### Given instruction
Wherever a line in the data below holds "Black", copy that line.

::::::

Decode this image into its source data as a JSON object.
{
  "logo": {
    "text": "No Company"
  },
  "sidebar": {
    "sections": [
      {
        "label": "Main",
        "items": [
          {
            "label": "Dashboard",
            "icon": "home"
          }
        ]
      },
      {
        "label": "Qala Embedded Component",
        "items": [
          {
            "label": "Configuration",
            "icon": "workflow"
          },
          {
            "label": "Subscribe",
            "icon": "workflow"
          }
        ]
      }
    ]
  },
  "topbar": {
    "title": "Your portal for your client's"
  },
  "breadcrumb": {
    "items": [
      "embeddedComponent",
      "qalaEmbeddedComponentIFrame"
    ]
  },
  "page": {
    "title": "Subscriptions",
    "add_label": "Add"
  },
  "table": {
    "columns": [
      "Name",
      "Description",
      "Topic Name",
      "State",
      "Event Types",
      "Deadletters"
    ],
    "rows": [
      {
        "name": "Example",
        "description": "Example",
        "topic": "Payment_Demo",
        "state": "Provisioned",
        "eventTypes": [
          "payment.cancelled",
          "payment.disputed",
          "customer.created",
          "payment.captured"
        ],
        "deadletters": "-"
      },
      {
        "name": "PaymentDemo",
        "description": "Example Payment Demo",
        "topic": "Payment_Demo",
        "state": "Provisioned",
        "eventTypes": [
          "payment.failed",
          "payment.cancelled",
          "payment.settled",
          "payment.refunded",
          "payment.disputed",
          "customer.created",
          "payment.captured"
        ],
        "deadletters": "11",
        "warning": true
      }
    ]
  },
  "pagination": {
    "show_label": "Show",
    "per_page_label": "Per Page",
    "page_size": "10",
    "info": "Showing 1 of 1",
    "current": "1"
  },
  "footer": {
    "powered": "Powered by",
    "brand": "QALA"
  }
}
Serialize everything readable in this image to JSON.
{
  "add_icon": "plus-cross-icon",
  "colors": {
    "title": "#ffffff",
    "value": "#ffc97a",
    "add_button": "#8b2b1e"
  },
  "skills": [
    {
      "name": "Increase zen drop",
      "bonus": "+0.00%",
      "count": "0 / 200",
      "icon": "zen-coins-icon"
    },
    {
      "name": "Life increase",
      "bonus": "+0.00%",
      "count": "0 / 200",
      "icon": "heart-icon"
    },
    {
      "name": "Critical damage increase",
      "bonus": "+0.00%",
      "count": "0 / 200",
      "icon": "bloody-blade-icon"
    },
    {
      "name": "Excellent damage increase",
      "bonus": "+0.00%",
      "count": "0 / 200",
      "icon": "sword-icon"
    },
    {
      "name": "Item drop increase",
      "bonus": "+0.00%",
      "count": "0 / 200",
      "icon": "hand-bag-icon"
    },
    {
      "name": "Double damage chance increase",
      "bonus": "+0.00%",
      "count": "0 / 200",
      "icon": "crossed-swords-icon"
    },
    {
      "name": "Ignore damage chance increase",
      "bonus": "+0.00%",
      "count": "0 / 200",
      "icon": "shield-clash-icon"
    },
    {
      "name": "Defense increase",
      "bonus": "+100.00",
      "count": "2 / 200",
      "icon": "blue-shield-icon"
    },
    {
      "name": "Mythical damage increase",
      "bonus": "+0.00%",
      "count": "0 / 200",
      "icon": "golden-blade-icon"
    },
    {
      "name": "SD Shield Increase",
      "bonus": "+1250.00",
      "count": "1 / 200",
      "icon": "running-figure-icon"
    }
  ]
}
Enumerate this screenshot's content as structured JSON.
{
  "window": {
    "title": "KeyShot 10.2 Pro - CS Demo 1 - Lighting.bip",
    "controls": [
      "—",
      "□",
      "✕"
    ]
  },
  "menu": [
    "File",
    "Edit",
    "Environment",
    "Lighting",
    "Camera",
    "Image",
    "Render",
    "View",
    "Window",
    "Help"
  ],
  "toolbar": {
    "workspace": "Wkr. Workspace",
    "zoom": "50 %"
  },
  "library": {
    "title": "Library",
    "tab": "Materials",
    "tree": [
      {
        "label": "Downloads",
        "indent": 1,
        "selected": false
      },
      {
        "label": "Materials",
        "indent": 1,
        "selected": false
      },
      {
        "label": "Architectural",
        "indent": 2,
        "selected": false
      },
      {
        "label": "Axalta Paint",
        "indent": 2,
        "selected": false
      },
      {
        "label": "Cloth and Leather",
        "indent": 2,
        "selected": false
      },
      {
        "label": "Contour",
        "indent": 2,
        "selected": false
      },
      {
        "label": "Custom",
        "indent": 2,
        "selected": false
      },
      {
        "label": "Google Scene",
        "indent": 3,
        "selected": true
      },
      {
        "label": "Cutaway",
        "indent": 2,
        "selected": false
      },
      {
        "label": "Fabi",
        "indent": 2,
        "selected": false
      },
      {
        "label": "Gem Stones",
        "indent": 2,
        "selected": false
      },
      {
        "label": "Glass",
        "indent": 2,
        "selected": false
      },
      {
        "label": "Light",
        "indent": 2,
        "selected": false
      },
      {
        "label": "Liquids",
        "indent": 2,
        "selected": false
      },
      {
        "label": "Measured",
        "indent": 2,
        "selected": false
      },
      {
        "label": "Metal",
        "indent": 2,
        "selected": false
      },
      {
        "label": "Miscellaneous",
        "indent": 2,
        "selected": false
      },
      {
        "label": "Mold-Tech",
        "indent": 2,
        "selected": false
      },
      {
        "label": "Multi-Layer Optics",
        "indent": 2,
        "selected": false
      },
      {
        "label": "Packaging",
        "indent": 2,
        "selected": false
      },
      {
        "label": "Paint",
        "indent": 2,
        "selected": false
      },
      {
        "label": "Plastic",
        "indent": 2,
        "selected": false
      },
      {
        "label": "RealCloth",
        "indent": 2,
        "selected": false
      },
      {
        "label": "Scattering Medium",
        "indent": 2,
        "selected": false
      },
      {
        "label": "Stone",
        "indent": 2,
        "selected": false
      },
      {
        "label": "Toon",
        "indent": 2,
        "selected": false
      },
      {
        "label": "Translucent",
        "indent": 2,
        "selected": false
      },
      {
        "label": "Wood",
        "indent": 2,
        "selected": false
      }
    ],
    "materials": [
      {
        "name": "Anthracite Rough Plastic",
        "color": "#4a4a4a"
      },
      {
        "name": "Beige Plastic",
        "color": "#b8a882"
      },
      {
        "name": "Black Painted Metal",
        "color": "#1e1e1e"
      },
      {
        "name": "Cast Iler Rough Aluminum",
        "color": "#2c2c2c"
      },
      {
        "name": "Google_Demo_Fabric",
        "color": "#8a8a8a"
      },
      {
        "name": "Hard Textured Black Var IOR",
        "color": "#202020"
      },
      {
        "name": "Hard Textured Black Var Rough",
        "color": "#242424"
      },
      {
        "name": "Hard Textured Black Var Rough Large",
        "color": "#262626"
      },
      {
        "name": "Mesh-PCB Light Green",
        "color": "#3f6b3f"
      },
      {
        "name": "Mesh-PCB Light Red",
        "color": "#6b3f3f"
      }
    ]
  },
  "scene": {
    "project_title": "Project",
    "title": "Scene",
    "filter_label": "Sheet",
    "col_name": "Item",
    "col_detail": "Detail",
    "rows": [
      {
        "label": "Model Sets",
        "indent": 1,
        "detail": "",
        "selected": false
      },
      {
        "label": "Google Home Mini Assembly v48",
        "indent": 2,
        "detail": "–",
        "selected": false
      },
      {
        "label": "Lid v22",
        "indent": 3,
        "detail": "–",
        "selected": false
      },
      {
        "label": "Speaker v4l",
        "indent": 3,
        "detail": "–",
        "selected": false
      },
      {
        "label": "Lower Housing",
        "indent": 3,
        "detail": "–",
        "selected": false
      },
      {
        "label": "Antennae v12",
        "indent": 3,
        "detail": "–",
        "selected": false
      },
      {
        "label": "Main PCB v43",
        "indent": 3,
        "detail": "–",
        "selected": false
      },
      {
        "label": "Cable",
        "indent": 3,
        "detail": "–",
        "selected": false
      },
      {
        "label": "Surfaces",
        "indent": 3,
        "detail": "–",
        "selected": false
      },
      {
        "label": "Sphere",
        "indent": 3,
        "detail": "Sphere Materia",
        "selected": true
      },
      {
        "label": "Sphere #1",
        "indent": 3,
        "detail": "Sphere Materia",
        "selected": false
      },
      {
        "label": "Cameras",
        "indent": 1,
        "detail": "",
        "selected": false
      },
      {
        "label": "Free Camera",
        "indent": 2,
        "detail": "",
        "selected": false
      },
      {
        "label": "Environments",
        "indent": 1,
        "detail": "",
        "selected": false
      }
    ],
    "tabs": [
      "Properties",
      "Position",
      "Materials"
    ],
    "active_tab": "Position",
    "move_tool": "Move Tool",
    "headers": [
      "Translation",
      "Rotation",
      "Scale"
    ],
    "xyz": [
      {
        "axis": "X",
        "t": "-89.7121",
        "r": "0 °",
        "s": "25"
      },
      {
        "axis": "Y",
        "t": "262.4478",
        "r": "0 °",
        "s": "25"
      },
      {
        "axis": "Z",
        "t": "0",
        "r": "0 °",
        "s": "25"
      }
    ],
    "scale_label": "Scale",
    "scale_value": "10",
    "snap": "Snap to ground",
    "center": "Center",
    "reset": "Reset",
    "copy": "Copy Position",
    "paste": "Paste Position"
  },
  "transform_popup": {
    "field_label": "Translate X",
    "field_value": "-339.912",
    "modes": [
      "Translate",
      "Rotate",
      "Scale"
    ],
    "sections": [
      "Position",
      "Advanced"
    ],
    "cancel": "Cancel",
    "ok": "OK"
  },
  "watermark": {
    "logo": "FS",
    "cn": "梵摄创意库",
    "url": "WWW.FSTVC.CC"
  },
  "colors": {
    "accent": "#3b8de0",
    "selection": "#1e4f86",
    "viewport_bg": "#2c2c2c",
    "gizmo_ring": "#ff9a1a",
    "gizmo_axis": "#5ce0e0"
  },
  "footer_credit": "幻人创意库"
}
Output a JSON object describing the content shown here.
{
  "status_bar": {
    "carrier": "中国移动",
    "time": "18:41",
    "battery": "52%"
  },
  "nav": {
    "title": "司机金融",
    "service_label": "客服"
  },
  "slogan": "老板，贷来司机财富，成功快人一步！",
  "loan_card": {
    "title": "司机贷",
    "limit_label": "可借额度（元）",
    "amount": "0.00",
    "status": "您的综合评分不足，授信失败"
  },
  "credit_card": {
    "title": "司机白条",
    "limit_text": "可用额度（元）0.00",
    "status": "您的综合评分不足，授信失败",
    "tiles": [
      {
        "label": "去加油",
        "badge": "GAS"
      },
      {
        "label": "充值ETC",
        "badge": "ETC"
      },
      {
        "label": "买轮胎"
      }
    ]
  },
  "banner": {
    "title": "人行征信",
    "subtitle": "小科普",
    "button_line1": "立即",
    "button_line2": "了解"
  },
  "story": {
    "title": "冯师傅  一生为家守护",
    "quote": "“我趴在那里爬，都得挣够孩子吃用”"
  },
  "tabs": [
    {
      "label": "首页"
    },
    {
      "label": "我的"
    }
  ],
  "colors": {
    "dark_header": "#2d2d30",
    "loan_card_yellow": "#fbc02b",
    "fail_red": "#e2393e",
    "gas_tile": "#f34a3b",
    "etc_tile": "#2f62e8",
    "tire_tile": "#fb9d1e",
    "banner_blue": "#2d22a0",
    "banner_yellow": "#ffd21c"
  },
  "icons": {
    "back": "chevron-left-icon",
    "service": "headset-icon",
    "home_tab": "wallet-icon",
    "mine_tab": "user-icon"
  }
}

::::::

### Final result
        "name": "Black Painted Metal",
        "name": "Hard Textured Black Var IOR",
        "name": "Hard Textured Black Var Rough",
        "name": "Hard Textured Black Var Rough Large",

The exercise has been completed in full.